Your objective:
All of the entries must be reproduced exactly, with no images carried over.

---------- Recorded data

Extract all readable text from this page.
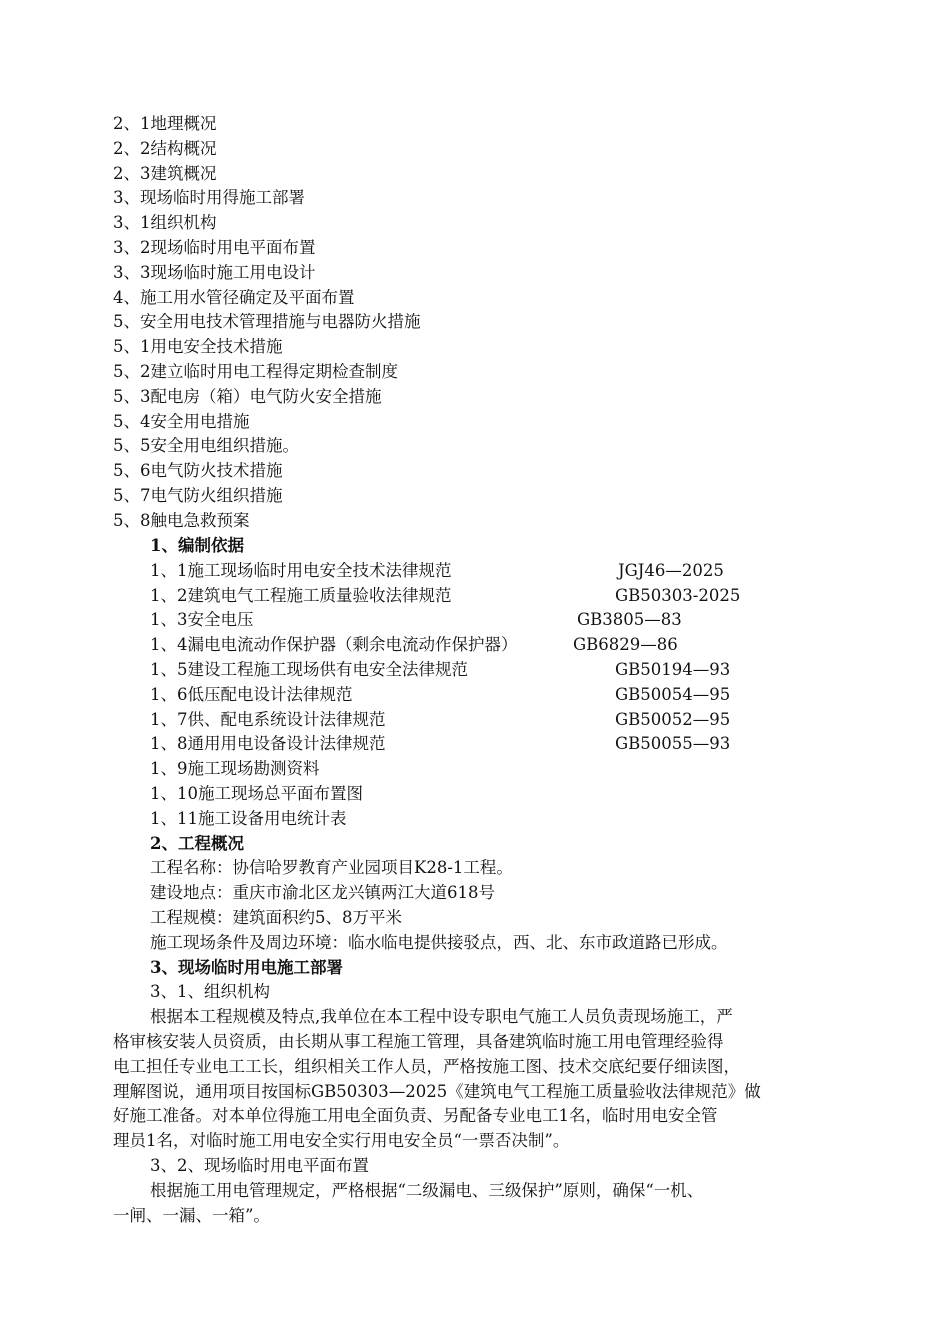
2、1地理概况
2、2结构概况
2、3建筑概况
3、现场临时用得施工部署
3、1组织机构
3、2现场临时用电平面布置
3、3现场临时施工用电设计
4、施工用水管径确定及平面布置
5、安全用电技术管理措施与电器防火措施
5、1用电安全技术措施
5、2建立临时用电工程得定期检查制度
5、3配电房（箱）电气防火安全措施
5、4安全用电措施
5、5安全用电组织措施。
5、6电气防火技术措施
5、7电气防火组织措施
5、8触电急救预案
1、编制依据
1、1施工现场临时用电安全技术法律规范	JGJ46—2025
1、2建筑电气工程施工质量验收法律规范	GB50303-2025
1、3安全电压	GB3805—83
1、4漏电电流动作保护器（剩余电流动作保护器）	GB6829—86
1、5建设工程施工现场供有电安全法律规范	GB50194—93
1、6低压配电设计法律规范	GB50054—95
1、7供、配电系统设计法律规范	GB50052—95
1、8通用用电设备设计法律规范	GB50055—93
1、9施工现场勘测资料
1、10施工现场总平面布置图
1、11施工设备用电统计表
2、工程概况
工程名称：协信哈罗教育产业园项目K28-1工程。
建设地点：重庆市渝北区龙兴镇两江大道618号
工程规模：建筑面积约5、8万平米
施工现场条件及周边环境：临水临电提供接驳点，西、北、东市政道路已形成。
3、现场临时用电施工部署
3、1、组织机构
根据本工程规模及特点,我单位在本工程中设专职电气施工人员负责现场施工，严
格审核安装人员资质，由长期从事工程施工管理，具备建筑临时施工用电管理经验得
电工担任专业电工工长，组织相关工作人员，严格按施工图、技术交底纪要仔细读图，
理解图说，通用项目按国标GB50303—2025《建筑电气工程施工质量验收法律规范》做
好施工准备。对本单位得施工用电全面负责、另配备专业电工1名，临时用电安全管
理员1名，对临时施工用电安全实行用电安全员“一票否决制”。
3、2、现场临时用电平面布置
根据施工用电管理规定，严格根据“二级漏电、三级保护”原则，确保“一机、
一闸、一漏、一箱”。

--------------------

The completed task:
Extract all readable text from this page.
2、1地理概况
2、2结构概况
2、3建筑概况
3、现场临时用得施工部署
3、1组织机构
3、2现场临时用电平面布置
3、3现场临时施工用电设计
4、施工用水管径确定及平面布置
5、安全用电技术管理措施与电器防火措施
5、1用电安全技术措施
5、2建立临时用电工程得定期检查制度
5、3配电房（箱）电气防火安全措施
5、4安全用电措施
5、5安全用电组织措施。
5、6电气防火技术措施
5、7电气防火组织措施
5、8触电急救预案
1、编制依据
1、1施工现场临时用电安全技术法律规范	JGJ46—2025
1、2建筑电气工程施工质量验收法律规范	GB50303-2025
1、3安全电压	GB3805—83
1、4漏电电流动作保护器（剩余电流动作保护器）	GB6829—86
1、5建设工程施工现场供有电安全法律规范	GB50194—93
1、6低压配电设计法律规范	GB50054—95
1、7供、配电系统设计法律规范	GB50052—95
1、8通用用电设备设计法律规范	GB50055—93
1、9施工现场勘测资料
1、10施工现场总平面布置图
1、11施工设备用电统计表
2、工程概况
工程名称：协信哈罗教育产业园项目K28-1工程。
建设地点：重庆市渝北区龙兴镇两江大道618号
工程规模：建筑面积约5、8万平米
施工现场条件及周边环境：临水临电提供接驳点，西、北、东市政道路已形成。
3、现场临时用电施工部署
3、1、组织机构
根据本工程规模及特点,我单位在本工程中设专职电气施工人员负责现场施工，严
格审核安装人员资质，由长期从事工程施工管理，具备建筑临时施工用电管理经验得
电工担任专业电工工长，组织相关工作人员，严格按施工图、技术交底纪要仔细读图，
理解图说，通用项目按国标GB50303—2025《建筑电气工程施工质量验收法律规范》做
好施工准备。对本单位得施工用电全面负责、另配备专业电工1名，临时用电安全管
理员1名，对临时施工用电安全实行用电安全员“一票否决制”。
3、2、现场临时用电平面布置
根据施工用电管理规定，严格根据“二级漏电、三级保护”原则，确保“一机、
一闸、一漏、一箱”。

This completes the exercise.